Task prompt: Would you transcribe the whole listing exactly, minus its pictures?

Data records:
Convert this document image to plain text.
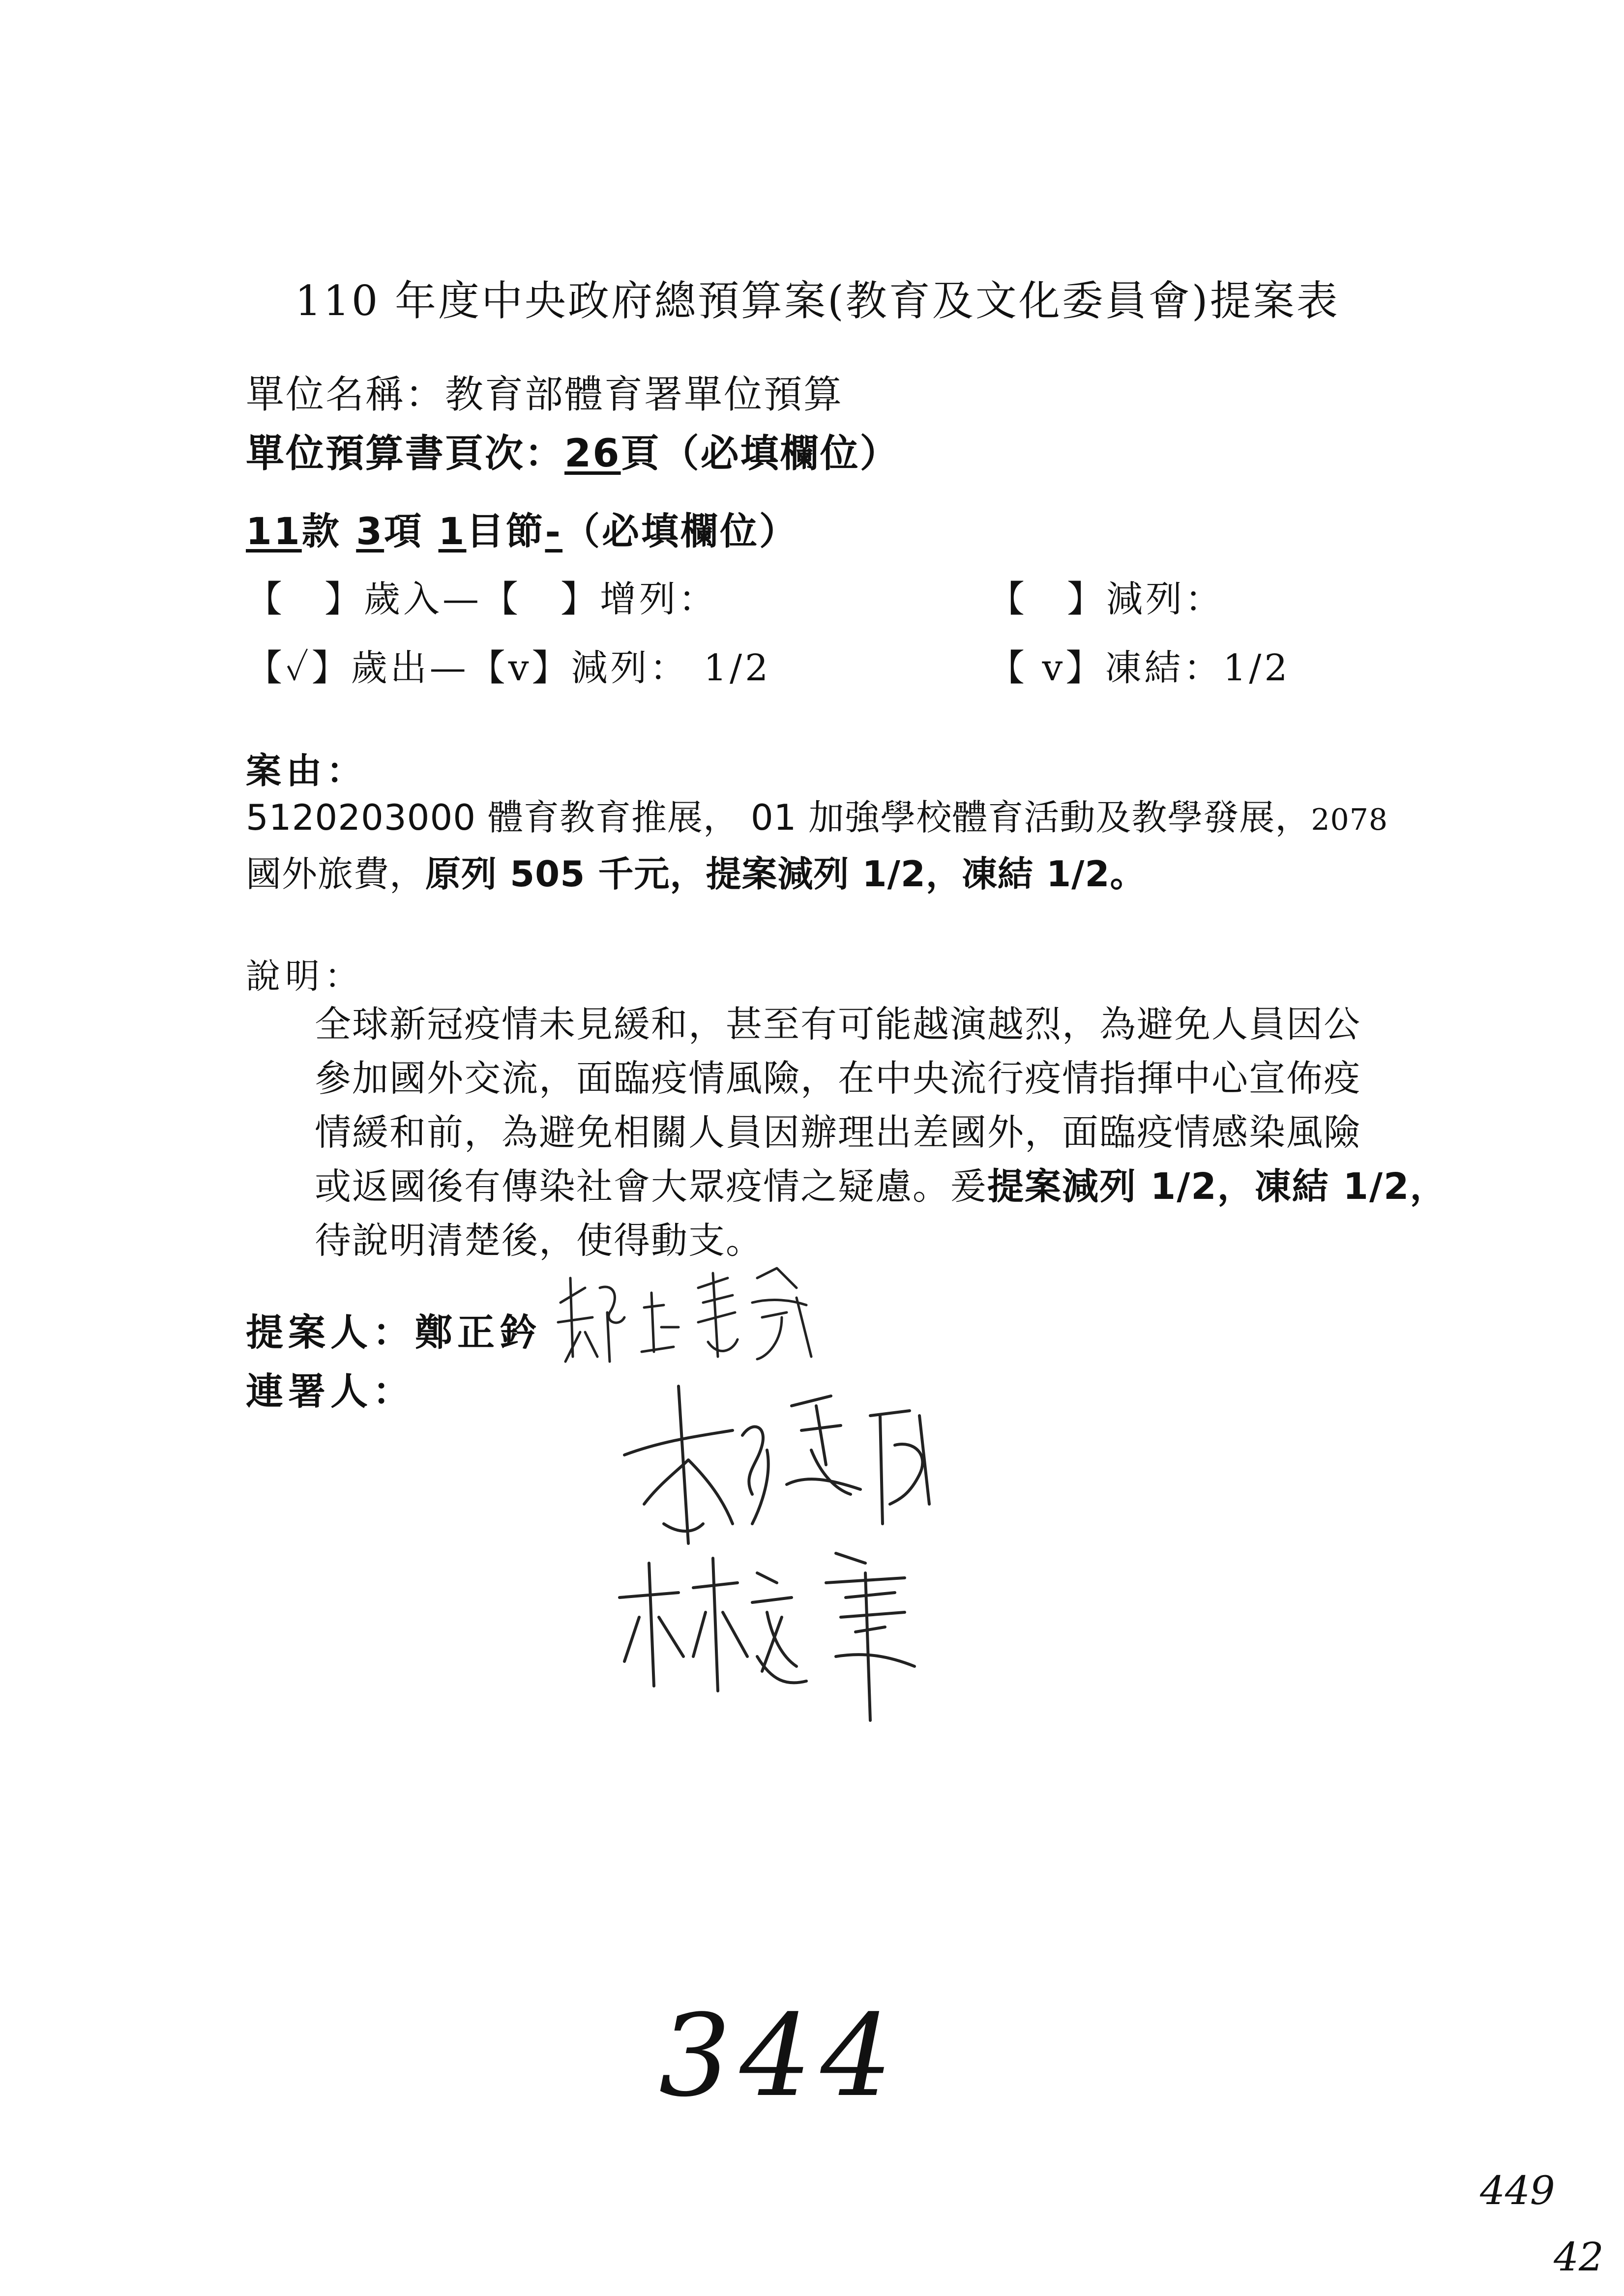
110 年度中央政府總預算案(教育及文化委員會)提案表
單位名稱：教育部體育署單位預算
單位預算書頁次：26頁（必填欄位）
11款 3項 1目節-（必填欄位）
【　】歲入—【　】增列：	【　】減列：
【✓】歲出—【v】減列： 1/2	【 v】凍結：1/2
案由：
5120203000 體育教育推展， 01 加強學校體育活動及教學發展，2078
國外旅費，原列 505 千元，提案減列 1/2，凍結 1/2。
說明：
全球新冠疫情未見緩和，甚至有可能越演越烈，為避免人員因公
參加國外交流，面臨疫情風險，在中央流行疫情指揮中心宣佈疫
情緩和前，為避免相關人員因辦理出差國外，面臨疫情感染風險
或返國後有傳染社會大眾疫情之疑慮。爰提案減列 1/2，凍結 1/2，
待說明清楚後，使得動支。
提案人：鄭正鈐
連署人：
344
449
42
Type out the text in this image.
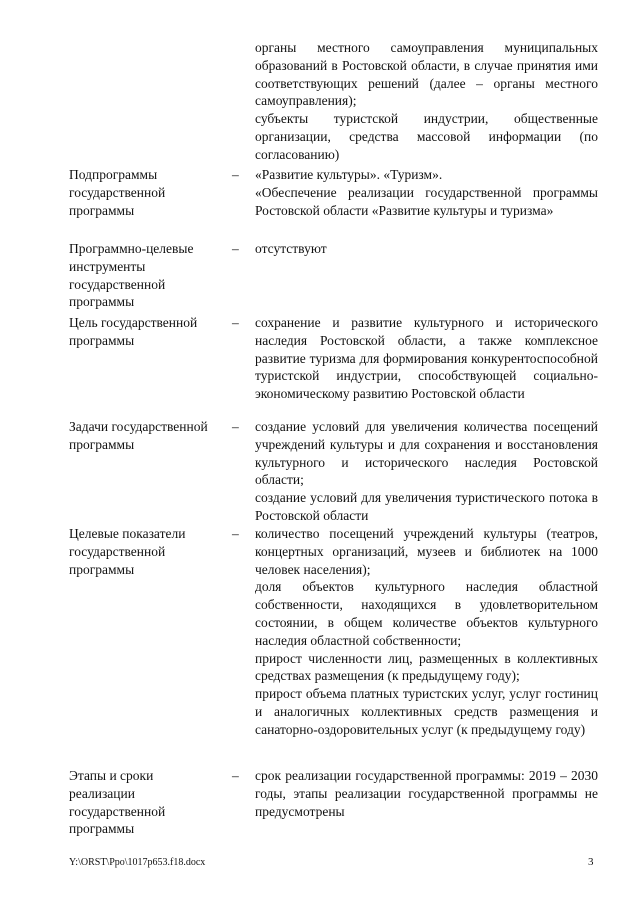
органы местного самоуправления муниципальных образований в Ростовской области, в случае принятия ими соответствующих решений (далее – органы местного самоуправления);

субъекты туристской индустрии, общественные организации, средства массовой информации (по согласованию)

Подпрограммы государственной программы
– «Развитие культуры». «Туризм».

«Обеспечение реализации государственной программы Ростовской области «Развитие культуры и туризма»

Программно-целевые инструменты государственной программы
– отсутствуют

Цель государственной программы
– сохранение и развитие культурного и исторического наследия Ростовской области, а также комплексное развитие туризма для формирования конкурентоспособной туристской индустрии, способствующей социально-экономическому развитию Ростовской области

Задачи государственной программы
– создание условий для увеличения количества посещений учреждений культуры и для сохранения и восстановления культурного и исторического наследия Ростовской области;

создание условий для увеличения туристического потока в Ростовской области

Целевые показатели государственной программы
– количество посещений учреждений культуры (театров, концертных организаций, музеев и библиотек на 1000 человек населения);

доля объектов культурного наследия областной собственности, находящихся в удовлетворительном состоянии, в общем количестве объектов культурного наследия областной собственности;

прирост численности лиц, размещенных в коллективных средствах размещения (к предыдущему году);

прирост объема платных туристских услуг, услуг гостиниц и аналогичных коллективных средств размещения и санаторно-оздоровительных услуг (к предыдущему году)

Этапы и сроки реализации государственной программы
– срок реализации государственной программы: 2019 – 2030 годы, этапы реализации государственной программы не предусмотрены

Y:\ORST\Ppo\1017p653.f18.docx	3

Result:
Convert this document image to plain text.
110 年度中央政府總預算案(教育及文化委員會)提案表
單位名稱：教育部體育署單位預算
單位預算書頁次：26頁（必填欄位）
11款 3項 1目節-（必填欄位）
【　】歲入—【　】增列：	【　】減列：
【✓】歲出—【v】減列： 1/2	【 v】凍結：1/2
案由：
5120203000 體育教育推展， 01 加強學校體育活動及教學發展，2078
國外旅費，原列 505 千元，提案減列 1/2，凍結 1/2。
說明：
全球新冠疫情未見緩和，甚至有可能越演越烈，為避免人員因公
參加國外交流，面臨疫情風險，在中央流行疫情指揮中心宣佈疫
情緩和前，為避免相關人員因辦理出差國外，面臨疫情感染風險
或返國後有傳染社會大眾疫情之疑慮。爰提案減列 1/2，凍結 1/2，
待說明清楚後，使得動支。
提案人：鄭正鈐
連署人：
344
449
42
Type out the text in this image.
органы местного самоуправления муниципальных образований в Ростовской области, в случае принятия ими соответствующих решений (далее – органы местного самоуправления);

субъекты туристской индустрии, общественные организации, средства массовой информации (по согласованию)

Подпрограммы государственной программы
– «Развитие культуры». «Туризм».

«Обеспечение реализации государственной программы Ростовской области «Развитие культуры и туризма»

Программно-целевые инструменты государственной программы
– отсутствуют

Цель государственной программы
– сохранение и развитие культурного и исторического наследия Ростовской области, а также комплексное развитие туризма для формирования конкурентоспособной туристской индустрии, способствующей социально-экономическому развитию Ростовской области

Задачи государственной программы
– создание условий для увеличения количества посещений учреждений культуры и для сохранения и восстановления культурного и исторического наследия Ростовской области;

создание условий для увеличения туристического потока в Ростовской области

Целевые показатели государственной программы
– количество посещений учреждений культуры (театров, концертных организаций, музеев и библиотек на 1000 человек населения);

доля объектов культурного наследия областной собственности, находящихся в удовлетворительном состоянии, в общем количестве объектов культурного наследия областной собственности;

прирост численности лиц, размещенных в коллективных средствах размещения (к предыдущему году);

прирост объема платных туристских услуг, услуг гостиниц и аналогичных коллективных средств размещения и санаторно-оздоровительных услуг (к предыдущему году)

Этапы и сроки реализации государственной программы
– срок реализации государственной программы: 2019 – 2030 годы, этапы реализации государственной программы не предусмотрены

Y:\ORST\Ppo\1017p653.f18.docx	3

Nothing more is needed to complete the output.